↓↓↓
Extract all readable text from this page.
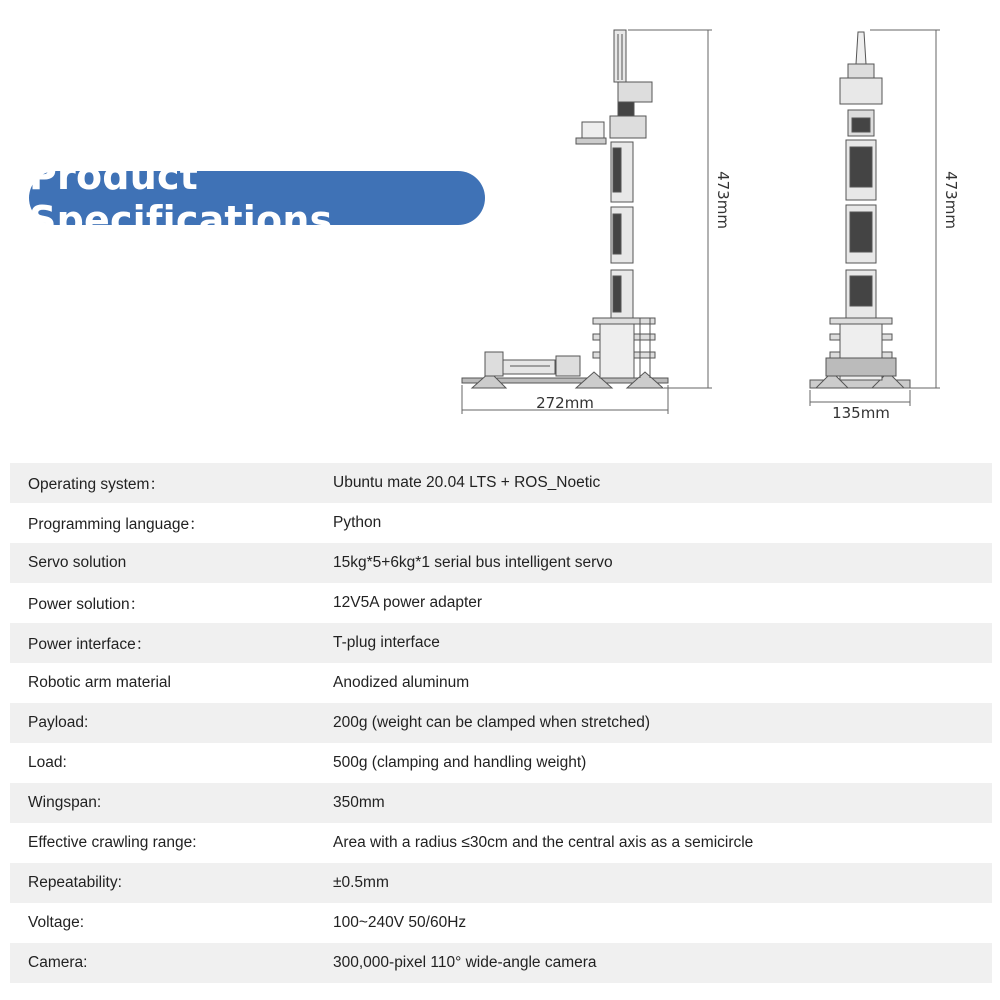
Product Specifications
272mm
135mm
473mm	473mm
Operating system：	Ubuntu mate 20.04 LTS + ROS_Noetic
Programming language：	Python
Servo solution	15kg*5+6kg*1 serial bus intelligent servo
Power solution：	12V5A power adapter
Power interface：	T-plug interface
Robotic arm material	Anodized aluminum
Payload:	200g (weight can be clamped when stretched)
Load:	500g (clamping and handling weight)
Wingspan:	350mm
Effective crawling range:	Area with a radius ≤30cm and the central axis as a semicircle
Repeatability:	±0.5mm
Voltage:	100~240V 50/60Hz
Camera:	300,000-pixel 110° wide-angle camera
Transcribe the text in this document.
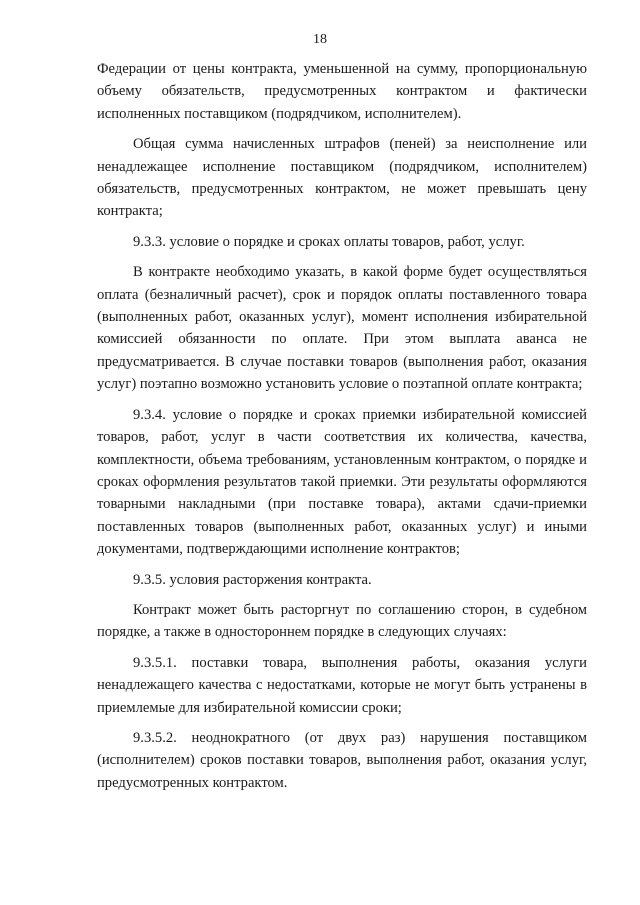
18

Федерации от цены контракта, уменьшенной на сумму, пропорциональную объему обязательств, предусмотренных контрактом и фактически исполненных поставщиком (подрядчиком, исполнителем).

Общая сумма начисленных штрафов (пеней) за неисполнение или ненадлежащее исполнение поставщиком (подрядчиком, исполнителем) обязательств, предусмотренных контрактом, не может превышать цену контракта;

9.3.3. условие о порядке и сроках оплаты товаров, работ, услуг.

В контракте необходимо указать, в какой форме будет осуществляться оплата (безналичный расчет), срок и порядок оплаты поставленного товара (выполненных работ, оказанных услуг), момент исполнения избирательной комиссией обязанности по оплате. При этом выплата аванса не предусматривается. В случае поставки товаров (выполнения работ, оказания услуг) поэтапно возможно установить условие о поэтапной оплате контракта;

9.3.4. условие о порядке и сроках приемки избирательной комиссией товаров, работ, услуг в части соответствия их количества, качества, комплектности, объема требованиям, установленным контрактом, о порядке и сроках оформления результатов такой приемки. Эти результаты оформляются товарными накладными (при поставке товара), актами сдачи-приемки поставленных товаров (выполненных работ, оказанных услуг) и иными документами, подтверждающими исполнение контрактов;

9.3.5. условия расторжения контракта.

Контракт может быть расторгнут по соглашению сторон, в судебном порядке, а также в одностороннем порядке в следующих случаях:

9.3.5.1. поставки товара, выполнения работы, оказания услуги ненадлежащего качества с недостатками, которые не могут быть устранены в приемлемые для избирательной комиссии сроки;

9.3.5.2. неоднократного (от двух раз) нарушения поставщиком (исполнителем) сроков поставки товаров, выполнения работ, оказания услуг, предусмотренных контрактом.
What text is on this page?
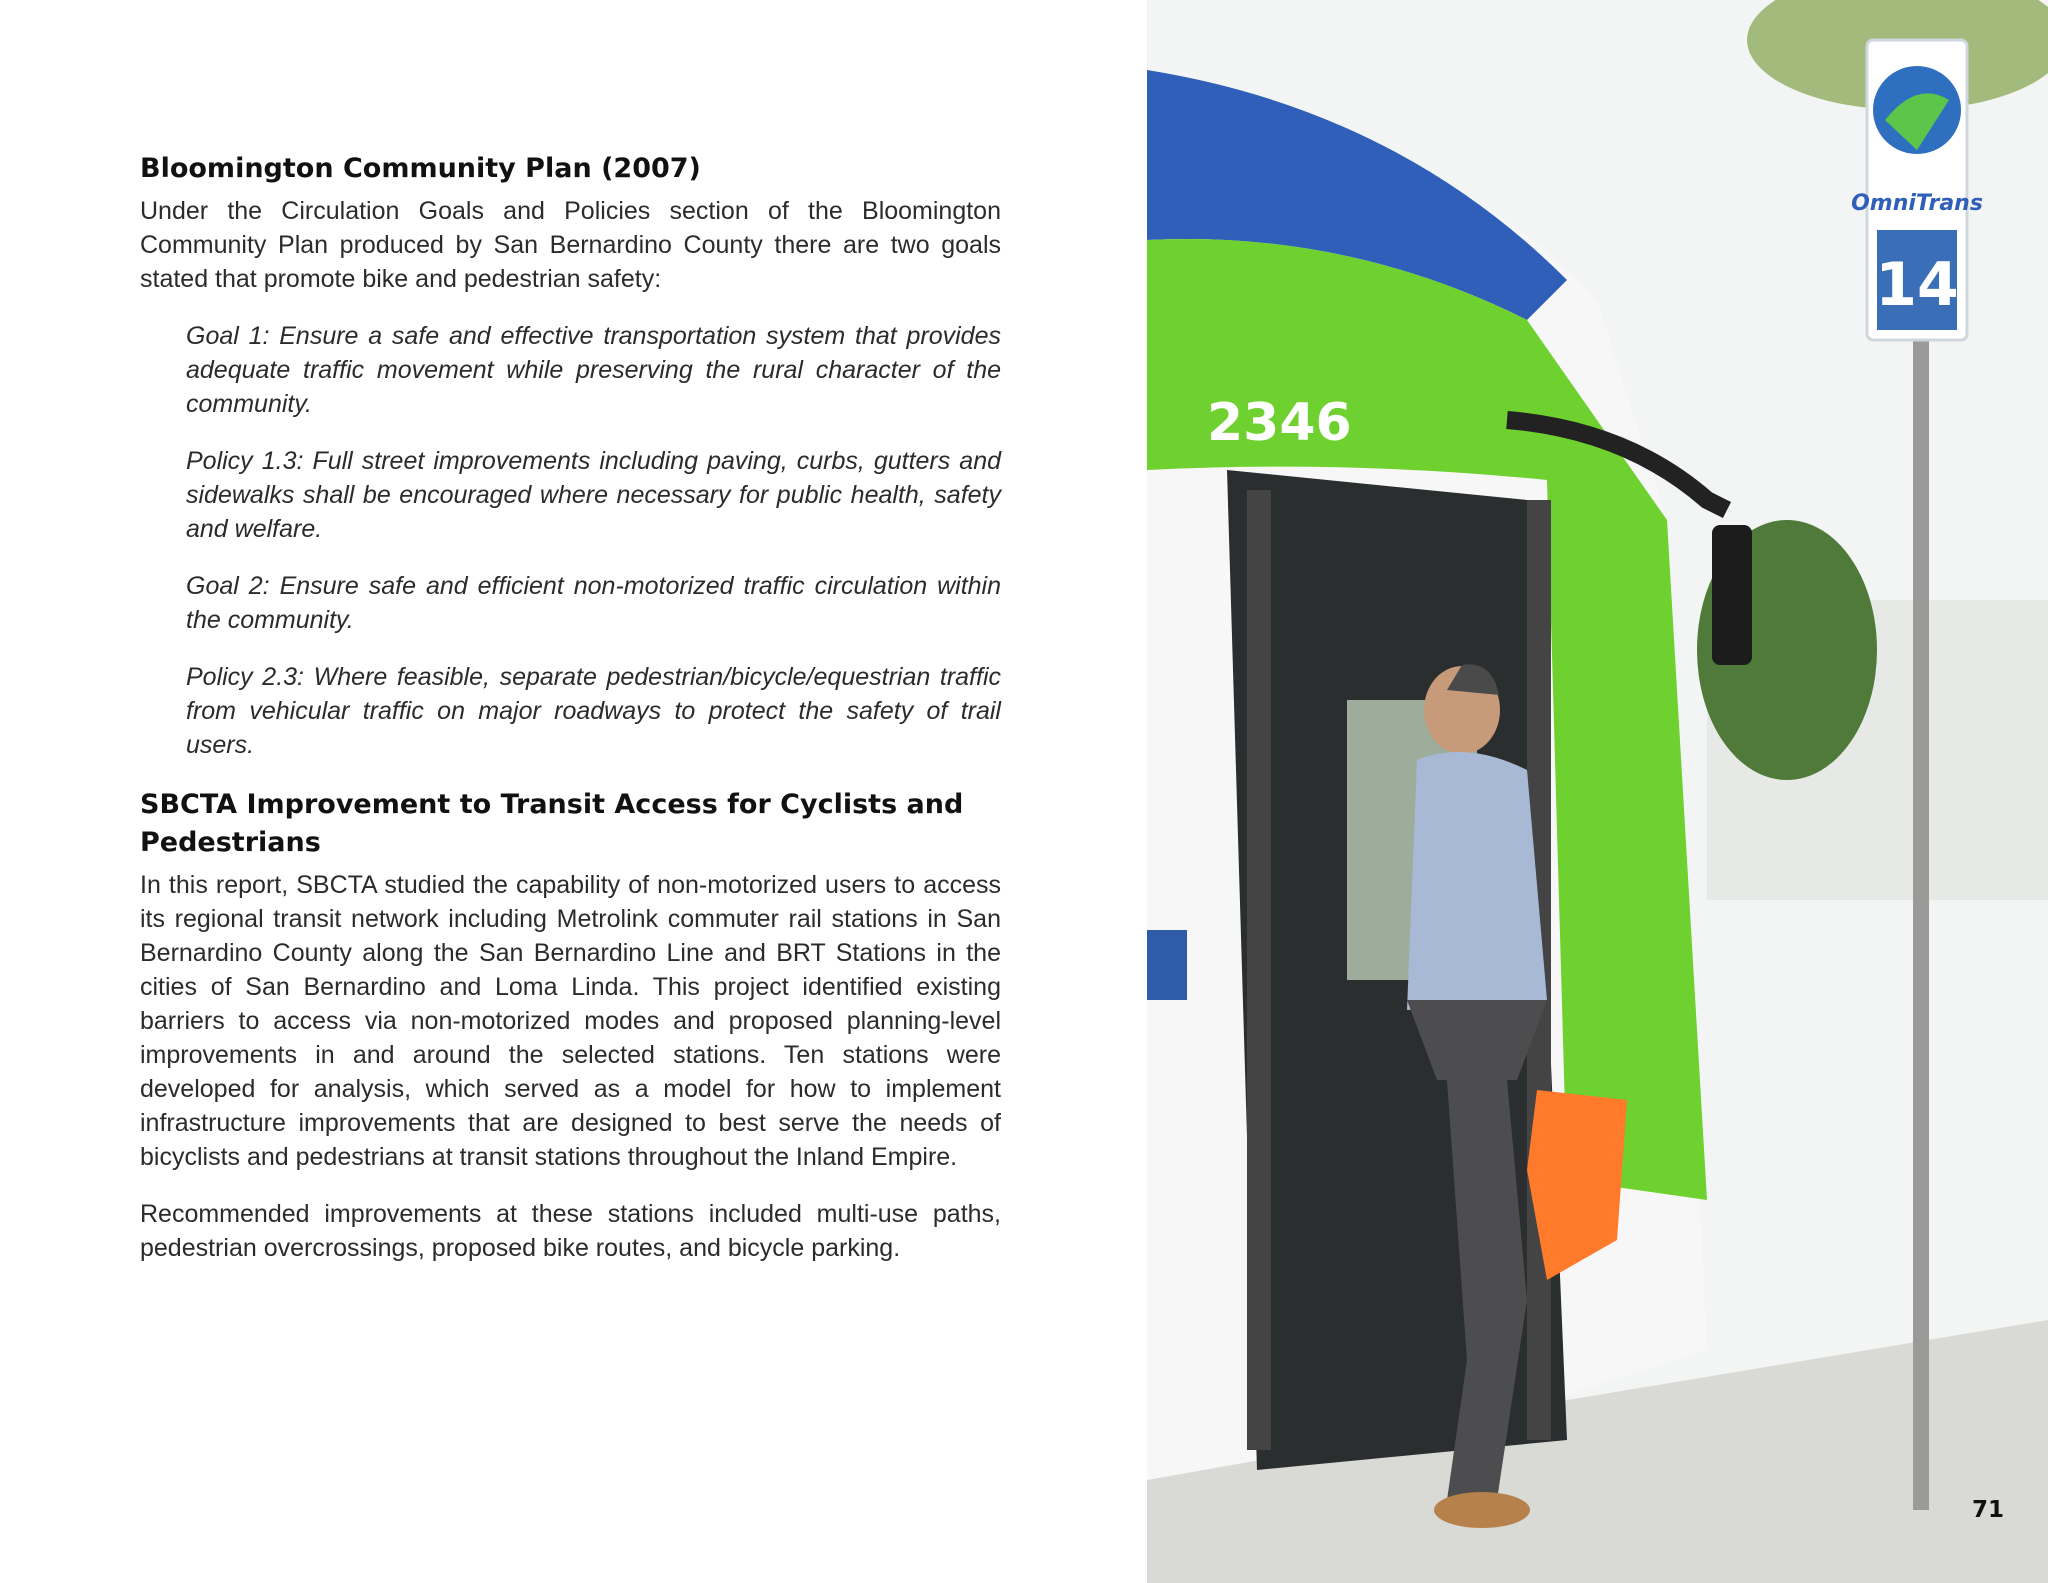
Bloomington Community Plan (2007)

Under the Circulation Goals and Policies section of the Bloomington Community Plan produced by San Bernardino County there are two goals stated that promote bike and pedestrian safety:

Goal 1: Ensure a safe and effective transportation system that provides adequate traffic movement while preserving the rural character of the community.

Policy 1.3: Full street improvements including paving, curbs, gutters and sidewalks shall be encouraged where necessary for public health, safety and welfare.

Goal 2: Ensure safe and efficient non-motorized traffic circulation within the community.

Policy 2.3: Where feasible, separate pedestrian/bicycle/equestrian traffic from vehicular traffic on major roadways to protect the safety of trail users.

SBCTA Improvement to Transit Access for Cyclists and Pedestrians

In this report, SBCTA studied the capability of non-motorized users to access its regional transit network including Metrolink commuter rail stations in San Bernardino County along the San Bernardino Line and BRT Stations in the cities of San Bernardino and Loma Linda. This project identified existing barriers to access via non-motorized modes and proposed planning-level improvements in and around the selected stations. Ten stations were developed for analysis, which served as a model for how to implement infrastructure improvements that are designed to best serve the needs of bicyclists and pedestrians at transit stations throughout the Inland Empire.

Recommended improvements at these stations included multi-use paths, pedestrian overcrossings, proposed bike routes, and bicycle parking.

2346
OmniTrans
14
71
↑↑↑
= To do =
Determine how many lines in the data above contain the string "выполненных". Give nothing except the number.

= Output of the task =
2